Stored entries:

===============

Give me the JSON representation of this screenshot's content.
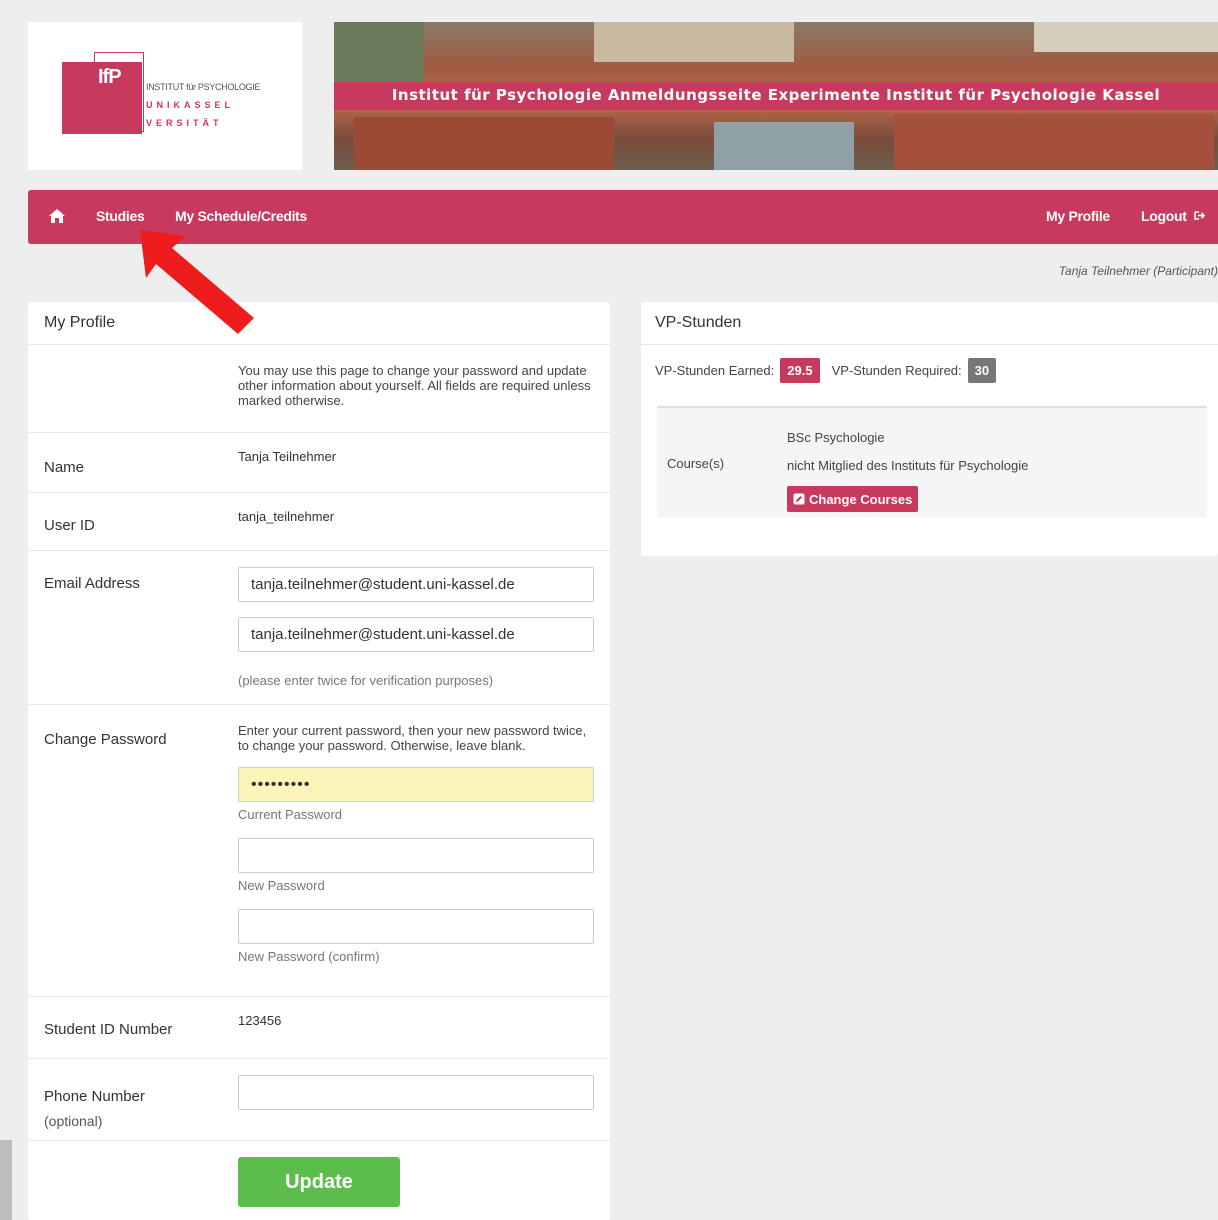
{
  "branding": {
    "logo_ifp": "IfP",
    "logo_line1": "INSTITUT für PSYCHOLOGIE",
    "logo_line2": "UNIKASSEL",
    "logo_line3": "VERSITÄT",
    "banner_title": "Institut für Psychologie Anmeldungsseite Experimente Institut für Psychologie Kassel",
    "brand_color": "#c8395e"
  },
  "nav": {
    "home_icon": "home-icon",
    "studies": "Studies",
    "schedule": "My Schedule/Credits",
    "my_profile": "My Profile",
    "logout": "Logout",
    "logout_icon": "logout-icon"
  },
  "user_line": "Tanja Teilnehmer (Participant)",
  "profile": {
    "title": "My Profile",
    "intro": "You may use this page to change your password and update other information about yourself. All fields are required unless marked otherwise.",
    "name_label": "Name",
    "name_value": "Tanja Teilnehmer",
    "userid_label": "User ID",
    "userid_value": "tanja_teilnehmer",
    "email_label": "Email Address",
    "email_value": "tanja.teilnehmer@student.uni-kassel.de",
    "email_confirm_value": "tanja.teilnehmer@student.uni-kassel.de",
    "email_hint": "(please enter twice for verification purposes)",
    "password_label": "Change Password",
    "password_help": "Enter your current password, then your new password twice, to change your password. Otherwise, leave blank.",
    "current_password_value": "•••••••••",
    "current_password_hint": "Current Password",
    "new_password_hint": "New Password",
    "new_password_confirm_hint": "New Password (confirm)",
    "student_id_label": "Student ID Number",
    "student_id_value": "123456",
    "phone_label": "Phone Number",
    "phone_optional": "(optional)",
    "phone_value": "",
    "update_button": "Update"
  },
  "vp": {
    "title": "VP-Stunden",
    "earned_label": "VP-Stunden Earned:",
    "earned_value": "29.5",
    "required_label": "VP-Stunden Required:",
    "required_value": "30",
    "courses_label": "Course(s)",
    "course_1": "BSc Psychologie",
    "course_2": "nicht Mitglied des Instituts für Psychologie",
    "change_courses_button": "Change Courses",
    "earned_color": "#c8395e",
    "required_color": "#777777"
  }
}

===============

[What needs to be done] Reproduce the full material exactly, excluding the pictures.

[Worked solution]
Give me the JSON representation of this screenshot's content.
{
  "branding": {
    "logo_ifp": "IfP",
    "logo_line1": "INSTITUT für PSYCHOLOGIE",
    "logo_line2": "UNIKASSEL",
    "logo_line3": "VERSITÄT",
    "banner_title": "Institut für Psychologie Anmeldungsseite Experimente Institut für Psychologie Kassel",
    "brand_color": "#c8395e"
  },
  "nav": {
    "home_icon": "home-icon",
    "studies": "Studies",
    "schedule": "My Schedule/Credits",
    "my_profile": "My Profile",
    "logout": "Logout",
    "logout_icon": "logout-icon"
  },
  "user_line": "Tanja Teilnehmer (Participant)",
  "profile": {
    "title": "My Profile",
    "intro": "You may use this page to change your password and update other information about yourself. All fields are required unless marked otherwise.",
    "name_label": "Name",
    "name_value": "Tanja Teilnehmer",
    "userid_label": "User ID",
    "userid_value": "tanja_teilnehmer",
    "email_label": "Email Address",
    "email_value": "tanja.teilnehmer@student.uni-kassel.de",
    "email_confirm_value": "tanja.teilnehmer@student.uni-kassel.de",
    "email_hint": "(please enter twice for verification purposes)",
    "password_label": "Change Password",
    "password_help": "Enter your current password, then your new password twice, to change your password. Otherwise, leave blank.",
    "current_password_value": "•••••••••",
    "current_password_hint": "Current Password",
    "new_password_hint": "New Password",
    "new_password_confirm_hint": "New Password (confirm)",
    "student_id_label": "Student ID Number",
    "student_id_value": "123456",
    "phone_label": "Phone Number",
    "phone_optional": "(optional)",
    "phone_value": "",
    "update_button": "Update"
  },
  "vp": {
    "title": "VP-Stunden",
    "earned_label": "VP-Stunden Earned:",
    "earned_value": "29.5",
    "required_label": "VP-Stunden Required:",
    "required_value": "30",
    "courses_label": "Course(s)",
    "course_1": "BSc Psychologie",
    "course_2": "nicht Mitglied des Instituts für Psychologie",
    "change_courses_button": "Change Courses",
    "earned_color": "#c8395e",
    "required_color": "#777777"
  }
}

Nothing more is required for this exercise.